— DATASET RECORDS —

*****

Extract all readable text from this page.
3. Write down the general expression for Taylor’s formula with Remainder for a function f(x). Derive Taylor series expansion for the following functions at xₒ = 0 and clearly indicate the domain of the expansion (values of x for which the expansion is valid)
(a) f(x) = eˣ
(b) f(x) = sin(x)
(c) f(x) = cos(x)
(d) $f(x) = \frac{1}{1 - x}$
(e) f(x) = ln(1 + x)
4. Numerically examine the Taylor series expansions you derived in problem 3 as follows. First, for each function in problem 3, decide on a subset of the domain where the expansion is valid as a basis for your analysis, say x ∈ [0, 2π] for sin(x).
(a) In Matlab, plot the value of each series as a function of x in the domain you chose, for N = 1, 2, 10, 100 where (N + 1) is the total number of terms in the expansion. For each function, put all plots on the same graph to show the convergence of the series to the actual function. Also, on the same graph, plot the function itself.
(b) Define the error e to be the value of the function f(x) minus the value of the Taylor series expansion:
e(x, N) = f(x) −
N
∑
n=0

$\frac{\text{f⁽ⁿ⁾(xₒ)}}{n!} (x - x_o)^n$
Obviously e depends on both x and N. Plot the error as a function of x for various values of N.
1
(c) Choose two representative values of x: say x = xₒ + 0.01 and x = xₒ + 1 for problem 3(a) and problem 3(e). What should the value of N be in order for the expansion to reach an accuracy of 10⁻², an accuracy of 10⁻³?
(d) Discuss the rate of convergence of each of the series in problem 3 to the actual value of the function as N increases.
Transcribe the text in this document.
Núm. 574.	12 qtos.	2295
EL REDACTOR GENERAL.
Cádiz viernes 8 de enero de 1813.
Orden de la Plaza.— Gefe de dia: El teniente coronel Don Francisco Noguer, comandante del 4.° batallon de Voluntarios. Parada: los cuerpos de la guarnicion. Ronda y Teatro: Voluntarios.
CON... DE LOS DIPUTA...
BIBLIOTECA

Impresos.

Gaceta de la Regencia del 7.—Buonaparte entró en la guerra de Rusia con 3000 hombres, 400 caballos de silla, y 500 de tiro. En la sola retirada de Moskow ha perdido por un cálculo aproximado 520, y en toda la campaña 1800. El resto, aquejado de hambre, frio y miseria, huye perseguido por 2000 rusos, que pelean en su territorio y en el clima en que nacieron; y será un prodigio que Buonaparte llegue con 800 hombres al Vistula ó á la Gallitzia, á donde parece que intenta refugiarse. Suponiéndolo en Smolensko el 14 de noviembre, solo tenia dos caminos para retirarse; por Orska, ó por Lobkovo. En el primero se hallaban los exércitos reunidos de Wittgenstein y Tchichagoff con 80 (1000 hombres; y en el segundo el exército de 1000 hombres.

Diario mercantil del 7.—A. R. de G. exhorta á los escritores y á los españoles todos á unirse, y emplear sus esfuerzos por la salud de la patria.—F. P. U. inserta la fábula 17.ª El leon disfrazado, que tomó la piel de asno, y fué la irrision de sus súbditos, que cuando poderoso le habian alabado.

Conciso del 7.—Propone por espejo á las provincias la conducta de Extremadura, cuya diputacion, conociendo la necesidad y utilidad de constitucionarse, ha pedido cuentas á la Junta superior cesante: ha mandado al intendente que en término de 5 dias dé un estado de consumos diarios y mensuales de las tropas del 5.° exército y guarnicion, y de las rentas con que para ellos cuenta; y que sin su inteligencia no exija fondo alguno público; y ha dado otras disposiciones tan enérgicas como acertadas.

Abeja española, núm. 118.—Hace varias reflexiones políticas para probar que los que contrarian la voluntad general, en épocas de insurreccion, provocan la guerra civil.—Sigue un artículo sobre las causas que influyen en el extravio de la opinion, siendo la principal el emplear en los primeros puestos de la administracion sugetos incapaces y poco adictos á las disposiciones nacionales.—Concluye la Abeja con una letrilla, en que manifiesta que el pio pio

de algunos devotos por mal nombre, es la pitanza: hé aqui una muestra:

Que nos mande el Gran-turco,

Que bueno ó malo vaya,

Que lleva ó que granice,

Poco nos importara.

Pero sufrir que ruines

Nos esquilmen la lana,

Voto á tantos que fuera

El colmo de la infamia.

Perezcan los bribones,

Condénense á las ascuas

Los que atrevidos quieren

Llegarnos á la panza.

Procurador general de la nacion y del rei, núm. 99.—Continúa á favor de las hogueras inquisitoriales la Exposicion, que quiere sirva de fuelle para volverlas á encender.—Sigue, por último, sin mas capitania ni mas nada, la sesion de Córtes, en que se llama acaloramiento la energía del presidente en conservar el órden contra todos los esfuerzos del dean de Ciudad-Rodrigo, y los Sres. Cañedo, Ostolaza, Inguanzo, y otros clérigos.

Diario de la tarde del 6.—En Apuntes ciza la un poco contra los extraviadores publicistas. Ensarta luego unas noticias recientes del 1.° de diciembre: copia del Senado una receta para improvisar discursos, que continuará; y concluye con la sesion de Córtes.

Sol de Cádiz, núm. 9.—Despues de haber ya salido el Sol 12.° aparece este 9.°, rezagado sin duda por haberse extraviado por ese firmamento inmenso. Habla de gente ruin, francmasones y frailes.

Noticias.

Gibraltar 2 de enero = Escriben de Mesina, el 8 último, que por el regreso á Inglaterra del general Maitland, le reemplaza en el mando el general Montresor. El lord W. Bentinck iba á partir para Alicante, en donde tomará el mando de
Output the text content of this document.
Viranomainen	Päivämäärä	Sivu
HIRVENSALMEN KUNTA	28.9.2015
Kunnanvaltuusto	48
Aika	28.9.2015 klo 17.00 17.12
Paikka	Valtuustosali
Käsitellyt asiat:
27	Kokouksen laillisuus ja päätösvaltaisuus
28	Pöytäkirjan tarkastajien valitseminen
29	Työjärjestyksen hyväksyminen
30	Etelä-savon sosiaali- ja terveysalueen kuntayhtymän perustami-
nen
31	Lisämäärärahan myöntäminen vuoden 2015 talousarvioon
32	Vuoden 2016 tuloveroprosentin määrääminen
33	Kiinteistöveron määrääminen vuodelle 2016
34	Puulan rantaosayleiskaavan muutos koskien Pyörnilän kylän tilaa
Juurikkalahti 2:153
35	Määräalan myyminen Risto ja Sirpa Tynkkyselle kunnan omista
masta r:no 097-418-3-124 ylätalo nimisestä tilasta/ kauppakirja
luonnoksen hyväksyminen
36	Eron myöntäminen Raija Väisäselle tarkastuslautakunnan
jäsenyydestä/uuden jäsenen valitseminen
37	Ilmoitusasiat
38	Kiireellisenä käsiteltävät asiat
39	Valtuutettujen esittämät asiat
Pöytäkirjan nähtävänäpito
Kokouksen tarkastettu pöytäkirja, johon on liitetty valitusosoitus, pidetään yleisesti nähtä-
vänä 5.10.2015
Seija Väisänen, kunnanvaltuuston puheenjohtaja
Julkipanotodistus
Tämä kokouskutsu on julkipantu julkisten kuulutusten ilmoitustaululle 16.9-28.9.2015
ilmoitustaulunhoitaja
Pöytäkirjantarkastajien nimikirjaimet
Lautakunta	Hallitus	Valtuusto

*****

— TASK OBJECTIVE —
Pull out each line of the entries that contains "where".

— PROBLEM SOLUTION —
4. Numerically examine the Taylor series expansions you derived in problem 3 as follows. First, for each function in problem 3, decide on a subset of the domain where the expansion is valid as a basis for your analysis, say x ∈ [0, 2π] for sin(x).
(a) In Matlab, plot the value of each series as a function of x in the domain you chose, for N = 1, 2, 10, 100 where (N + 1) is the total number of terms in the expansion. For each function, put all plots on the same graph to show the convergence of the series to the actual function. Also, on the same graph, plot the function itself.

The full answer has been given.